Problem statement: The records should be written out in full, with nothing altered.

»»

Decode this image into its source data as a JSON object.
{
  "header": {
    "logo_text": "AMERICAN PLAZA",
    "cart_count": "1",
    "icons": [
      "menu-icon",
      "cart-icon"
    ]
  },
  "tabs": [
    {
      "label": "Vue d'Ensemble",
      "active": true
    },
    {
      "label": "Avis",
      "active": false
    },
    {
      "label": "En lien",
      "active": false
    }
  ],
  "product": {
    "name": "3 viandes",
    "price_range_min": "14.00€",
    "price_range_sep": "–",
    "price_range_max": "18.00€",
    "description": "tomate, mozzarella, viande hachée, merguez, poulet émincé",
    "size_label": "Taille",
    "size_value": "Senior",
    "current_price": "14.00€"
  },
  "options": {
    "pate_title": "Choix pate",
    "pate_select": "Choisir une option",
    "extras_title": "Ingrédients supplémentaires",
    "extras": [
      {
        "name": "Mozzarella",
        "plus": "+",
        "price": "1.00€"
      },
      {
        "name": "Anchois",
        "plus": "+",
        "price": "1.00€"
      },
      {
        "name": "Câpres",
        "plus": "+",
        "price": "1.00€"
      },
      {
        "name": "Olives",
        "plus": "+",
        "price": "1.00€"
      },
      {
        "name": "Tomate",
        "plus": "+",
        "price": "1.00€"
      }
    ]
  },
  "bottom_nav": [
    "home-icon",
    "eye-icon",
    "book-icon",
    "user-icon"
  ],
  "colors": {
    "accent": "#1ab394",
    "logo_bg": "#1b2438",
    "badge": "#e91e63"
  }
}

««

Result of this task:
Decode this image into its source data as a JSON object.
{
  "header": {
    "logo_text": "AMERICAN PLAZA",
    "cart_count": "1",
    "icons": [
      "menu-icon",
      "cart-icon"
    ]
  },
  "tabs": [
    {
      "label": "Vue d'Ensemble",
      "active": true
    },
    {
      "label": "Avis",
      "active": false
    },
    {
      "label": "En lien",
      "active": false
    }
  ],
  "product": {
    "name": "3 viandes",
    "price_range_min": "14.00€",
    "price_range_sep": "–",
    "price_range_max": "18.00€",
    "description": "tomate, mozzarella, viande hachée, merguez, poulet émincé",
    "size_label": "Taille",
    "size_value": "Senior",
    "current_price": "14.00€"
  },
  "options": {
    "pate_title": "Choix pate",
    "pate_select": "Choisir une option",
    "extras_title": "Ingrédients supplémentaires",
    "extras": [
      {
        "name": "Mozzarella",
        "plus": "+",
        "price": "1.00€"
      },
      {
        "name": "Anchois",
        "plus": "+",
        "price": "1.00€"
      },
      {
        "name": "Câpres",
        "plus": "+",
        "price": "1.00€"
      },
      {
        "name": "Olives",
        "plus": "+",
        "price": "1.00€"
      },
      {
        "name": "Tomate",
        "plus": "+",
        "price": "1.00€"
      }
    ]
  },
  "bottom_nav": [
    "home-icon",
    "eye-icon",
    "book-icon",
    "user-icon"
  ],
  "colors": {
    "accent": "#1ab394",
    "logo_bg": "#1b2438",
    "badge": "#e91e63"
  }
}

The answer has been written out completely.